Short exercise
Pictures stay out; everything else in the records below is copied exactly.

(Stored records)
-*-
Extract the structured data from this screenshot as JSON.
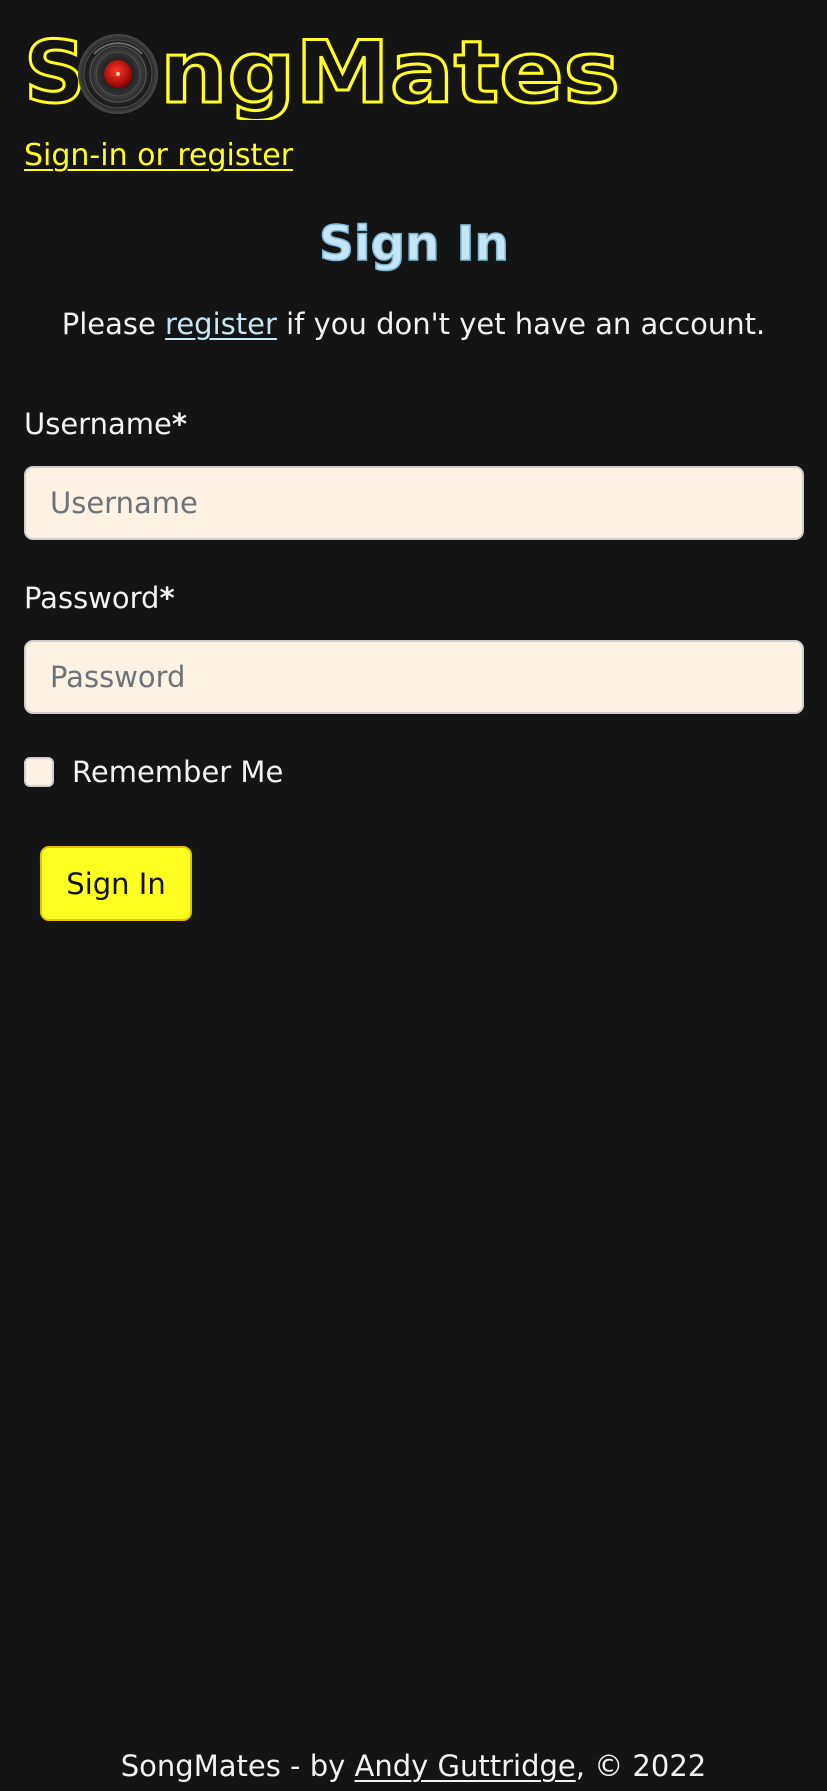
{
  "brand": {
    "name": "SongMates",
    "logo_text_before": "S",
    "logo_text_after": "ngMates",
    "logo_color": "#ffff22",
    "logo_icon": "vinyl-record-icon"
  },
  "nav": {
    "signin_link": "Sign-in or register"
  },
  "page": {
    "heading": "Sign In",
    "intro_before": "Please ",
    "intro_link": "register",
    "intro_after": " if you don't yet have an account."
  },
  "form": {
    "username_label": "Username",
    "username_placeholder": "Username",
    "username_value": "",
    "password_label": "Password",
    "password_placeholder": "Password",
    "password_value": "",
    "required_marker": "*",
    "remember_label": "Remember Me",
    "remember_checked": false,
    "submit_label": "Sign In"
  },
  "footer": {
    "text_before": "SongMates - by ",
    "author_link": "Andy Guttridge",
    "text_after": ", © 2022"
  },
  "colors": {
    "background": "#141414",
    "accent_yellow": "#ffff22",
    "input_background": "#fef2e4",
    "heading_blue": "#c6e6f5"
  }
}
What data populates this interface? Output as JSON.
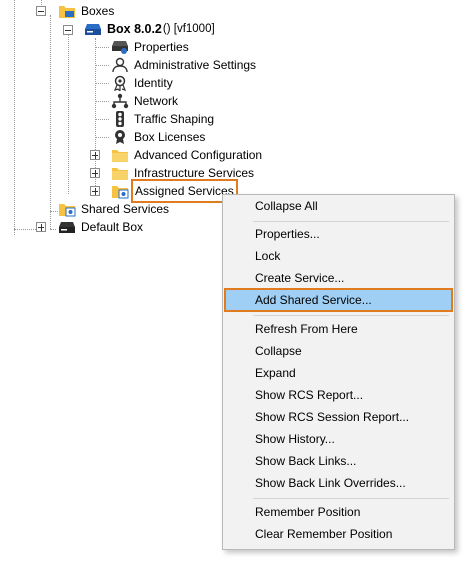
{
  "tree": {
    "boxes": "Boxes",
    "box_name": "Box 8.0.2",
    "box_suffix": "() [vf1000]",
    "items": [
      {
        "label": "Properties"
      },
      {
        "label": "Administrative Settings"
      },
      {
        "label": "Identity"
      },
      {
        "label": "Network"
      },
      {
        "label": "Traffic Shaping"
      },
      {
        "label": "Box Licenses"
      },
      {
        "label": "Advanced Configuration"
      },
      {
        "label": "Infrastructure Services"
      },
      {
        "label": "Assigned Services"
      }
    ],
    "shared_services": "Shared Services",
    "default_box": "Default Box"
  },
  "context_menu": {
    "items": [
      "Collapse All",
      "Properties...",
      "Lock",
      "Create Service...",
      "Add Shared Service...",
      "Refresh From Here",
      "Collapse",
      "Expand",
      "Show RCS Report...",
      "Show RCS Session Report...",
      "Show History...",
      "Show Back Links...",
      "Show Back Link Overrides...",
      "Remember Position",
      "Clear Remember Position"
    ]
  },
  "colors": {
    "highlight_border": "#e07b1f",
    "menu_selection": "#9fcff5",
    "folder_yellow": "#f5c242"
  }
}
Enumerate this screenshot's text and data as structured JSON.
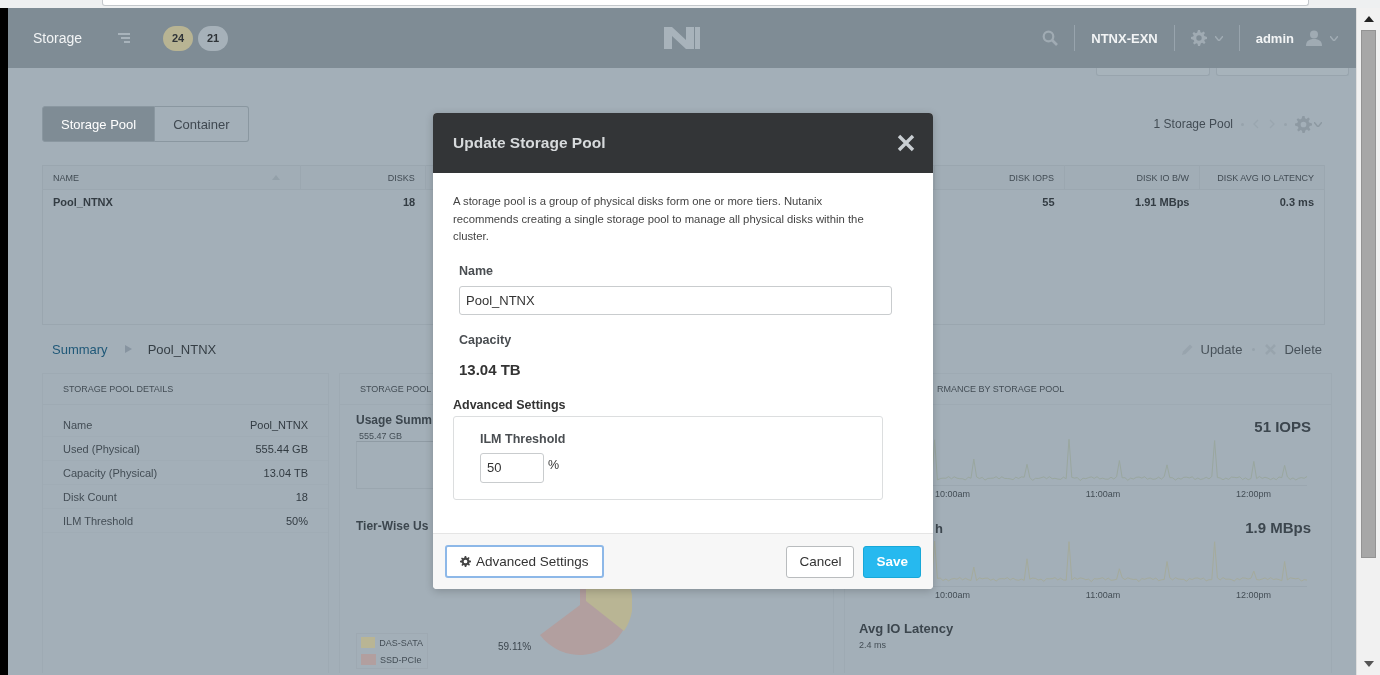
{
  "nav": {
    "title": "Storage",
    "badges": [
      {
        "label": "24",
        "color": "#b8b493"
      },
      {
        "label": "21",
        "color": "#a6b1b9"
      }
    ],
    "cluster": "NTNX-EXN",
    "user": "admin"
  },
  "tabs": [
    {
      "label": "Storage Pool",
      "selected": true
    },
    {
      "label": "Container",
      "selected": false
    }
  ],
  "list_toolbar": {
    "count": "1 Storage Pool"
  },
  "table": {
    "columns": [
      {
        "label": "NAME",
        "sorted": true
      },
      {
        "label": "DISKS",
        "sorted": false
      },
      {
        "label": "DISK IOPS",
        "sorted": false
      },
      {
        "label": "DISK IO B/W",
        "sorted": false
      },
      {
        "label": "DISK AVG IO LATENCY",
        "sorted": false
      }
    ],
    "rows": [
      [
        "Pool_NTNX",
        "18",
        "55",
        "1.91 MBps",
        "0.3 ms"
      ]
    ]
  },
  "breadcrumb": {
    "link": "Summary",
    "current": "Pool_NTNX"
  },
  "actions": [
    {
      "label": "Update",
      "kind": "edit"
    },
    {
      "label": "Delete",
      "kind": "delete"
    }
  ],
  "details": {
    "title": "STORAGE POOL DETAILS",
    "rows": [
      {
        "label": "Name",
        "value": "Pool_NTNX"
      },
      {
        "label": "Used (Physical)",
        "value": "555.44 GB"
      },
      {
        "label": "Capacity (Physical)",
        "value": "13.04 TB"
      },
      {
        "label": "Disk Count",
        "value": "18"
      },
      {
        "label": "ILM Threshold",
        "value": "50%"
      }
    ]
  },
  "usage": {
    "title": "STORAGE POOL",
    "usage_title": "Usage Summ",
    "usage_value": "555.47 GB",
    "tier_title": "Tier-Wise Us",
    "percent": "59.11%",
    "legend": [
      {
        "label": "DAS-SATA",
        "color": "#b9b594"
      },
      {
        "label": "SSD-PCIe",
        "color": "#b29f9f"
      }
    ]
  },
  "performance": {
    "title": "RMANCE BY STORAGE POOL",
    "metrics": [
      {
        "kind": "chart",
        "value": "51 IOPS",
        "times": [
          "10:00am",
          "11:00am",
          "12:00pm"
        ]
      },
      {
        "kind": "chart",
        "title": "h",
        "value": "1.9 MBps",
        "times": [
          "10:00am",
          "11:00am",
          "12:00pm"
        ]
      },
      {
        "kind": "summary",
        "title": "Avg IO Latency",
        "value": "2.4 ms"
      }
    ]
  },
  "modal": {
    "title": "Update Storage Pool",
    "description": "A storage pool is a group of physical disks form one or more tiers. Nutanix recommends creating a single storage pool to manage all physical disks within the cluster.",
    "name_label": "Name",
    "name_value": "Pool_NTNX",
    "capacity_label": "Capacity",
    "capacity_value": "13.04 TB",
    "advanced_title": "Advanced Settings",
    "ilm_label": "ILM Threshold",
    "ilm_value": "50",
    "ilm_unit": "%",
    "buttons": [
      {
        "label": "Advanced Settings",
        "kind": "settings"
      },
      {
        "label": "Cancel",
        "kind": "secondary"
      },
      {
        "label": "Save",
        "kind": "primary"
      }
    ]
  }
}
-*-
Response
Extract the structured data from this screenshot as JSON.
{
  "brand": {
    "name": "SongMates",
    "logo_text_before": "S",
    "logo_text_after": "ngMates",
    "logo_color": "#ffff22",
    "logo_icon": "vinyl-record-icon"
  },
  "nav": {
    "signin_link": "Sign-in or register"
  },
  "page": {
    "heading": "Sign In",
    "intro_before": "Please ",
    "intro_link": "register",
    "intro_after": " if you don't yet have an account."
  },
  "form": {
    "username_label": "Username",
    "username_placeholder": "Username",
    "username_value": "",
    "password_label": "Password",
    "password_placeholder": "Password",
    "password_value": "",
    "required_marker": "*",
    "remember_label": "Remember Me",
    "remember_checked": false,
    "submit_label": "Sign In"
  },
  "footer": {
    "text_before": "SongMates - by ",
    "author_link": "Andy Guttridge",
    "text_after": ", © 2022"
  },
  "colors": {
    "background": "#141414",
    "accent_yellow": "#ffff22",
    "input_background": "#fef2e4",
    "heading_blue": "#c6e6f5"
  }
}
What data populates this interface? Output as JSON.
{
  "tree": {
    "boxes": "Boxes",
    "box_name": "Box 8.0.2",
    "box_suffix": "() [vf1000]",
    "items": [
      {
        "label": "Properties"
      },
      {
        "label": "Administrative Settings"
      },
      {
        "label": "Identity"
      },
      {
        "label": "Network"
      },
      {
        "label": "Traffic Shaping"
      },
      {
        "label": "Box Licenses"
      },
      {
        "label": "Advanced Configuration"
      },
      {
        "label": "Infrastructure Services"
      },
      {
        "label": "Assigned Services"
      }
    ],
    "shared_services": "Shared Services",
    "default_box": "Default Box"
  },
  "context_menu": {
    "items": [
      "Collapse All",
      "Properties...",
      "Lock",
      "Create Service...",
      "Add Shared Service...",
      "Refresh From Here",
      "Collapse",
      "Expand",
      "Show RCS Report...",
      "Show RCS Session Report...",
      "Show History...",
      "Show Back Links...",
      "Show Back Link Overrides...",
      "Remember Position",
      "Clear Remember Position"
    ]
  },
  "colors": {
    "highlight_border": "#e07b1f",
    "menu_selection": "#9fcff5",
    "folder_yellow": "#f5c242"
  }
}
Enumerate this screenshot's text and data as structured JSON.
{
  "nav": {
    "title": "Storage",
    "badges": [
      {
        "label": "24",
        "color": "#b8b493"
      },
      {
        "label": "21",
        "color": "#a6b1b9"
      }
    ],
    "cluster": "NTNX-EXN",
    "user": "admin"
  },
  "tabs": [
    {
      "label": "Storage Pool",
      "selected": true
    },
    {
      "label": "Container",
      "selected": false
    }
  ],
  "list_toolbar": {
    "count": "1 Storage Pool"
  },
  "table": {
    "columns": [
      {
        "label": "NAME",
        "sorted": true
      },
      {
        "label": "DISKS",
        "sorted": false
      },
      {
        "label": "DISK IOPS",
        "sorted": false
      },
      {
        "label": "DISK IO B/W",
        "sorted": false
      },
      {
        "label": "DISK AVG IO LATENCY",
        "sorted": false
      }
    ],
    "rows": [
      [
        "Pool_NTNX",
        "18",
        "55",
        "1.91 MBps",
        "0.3 ms"
      ]
    ]
  },
  "breadcrumb": {
    "link": "Summary",
    "current": "Pool_NTNX"
  },
  "actions": [
    {
      "label": "Update",
      "kind": "edit"
    },
    {
      "label": "Delete",
      "kind": "delete"
    }
  ],
  "details": {
    "title": "STORAGE POOL DETAILS",
    "rows": [
      {
        "label": "Name",
        "value": "Pool_NTNX"
      },
      {
        "label": "Used (Physical)",
        "value": "555.44 GB"
      },
      {
        "label": "Capacity (Physical)",
        "value": "13.04 TB"
      },
      {
        "label": "Disk Count",
        "value": "18"
      },
      {
        "label": "ILM Threshold",
        "value": "50%"
      }
    ]
  },
  "usage": {
    "title": "STORAGE POOL",
    "usage_title": "Usage Summ",
    "usage_value": "555.47 GB",
    "tier_title": "Tier-Wise Us",
    "percent": "59.11%",
    "legend": [
      {
        "label": "DAS-SATA",
        "color": "#b9b594"
      },
      {
        "label": "SSD-PCIe",
        "color": "#b29f9f"
      }
    ]
  },
  "performance": {
    "title": "RMANCE BY STORAGE POOL",
    "metrics": [
      {
        "kind": "chart",
        "value": "51 IOPS",
        "times": [
          "10:00am",
          "11:00am",
          "12:00pm"
        ]
      },
      {
        "kind": "chart",
        "title": "h",
        "value": "1.9 MBps",
        "times": [
          "10:00am",
          "11:00am",
          "12:00pm"
        ]
      },
      {
        "kind": "summary",
        "title": "Avg IO Latency",
        "value": "2.4 ms"
      }
    ]
  },
  "modal": {
    "title": "Update Storage Pool",
    "description": "A storage pool is a group of physical disks form one or more tiers. Nutanix recommends creating a single storage pool to manage all physical disks within the cluster.",
    "name_label": "Name",
    "name_value": "Pool_NTNX",
    "capacity_label": "Capacity",
    "capacity_value": "13.04 TB",
    "advanced_title": "Advanced Settings",
    "ilm_label": "ILM Threshold",
    "ilm_value": "50",
    "ilm_unit": "%",
    "buttons": [
      {
        "label": "Advanced Settings",
        "kind": "settings"
      },
      {
        "label": "Cancel",
        "kind": "secondary"
      },
      {
        "label": "Save",
        "kind": "primary"
      }
    ]
  }
}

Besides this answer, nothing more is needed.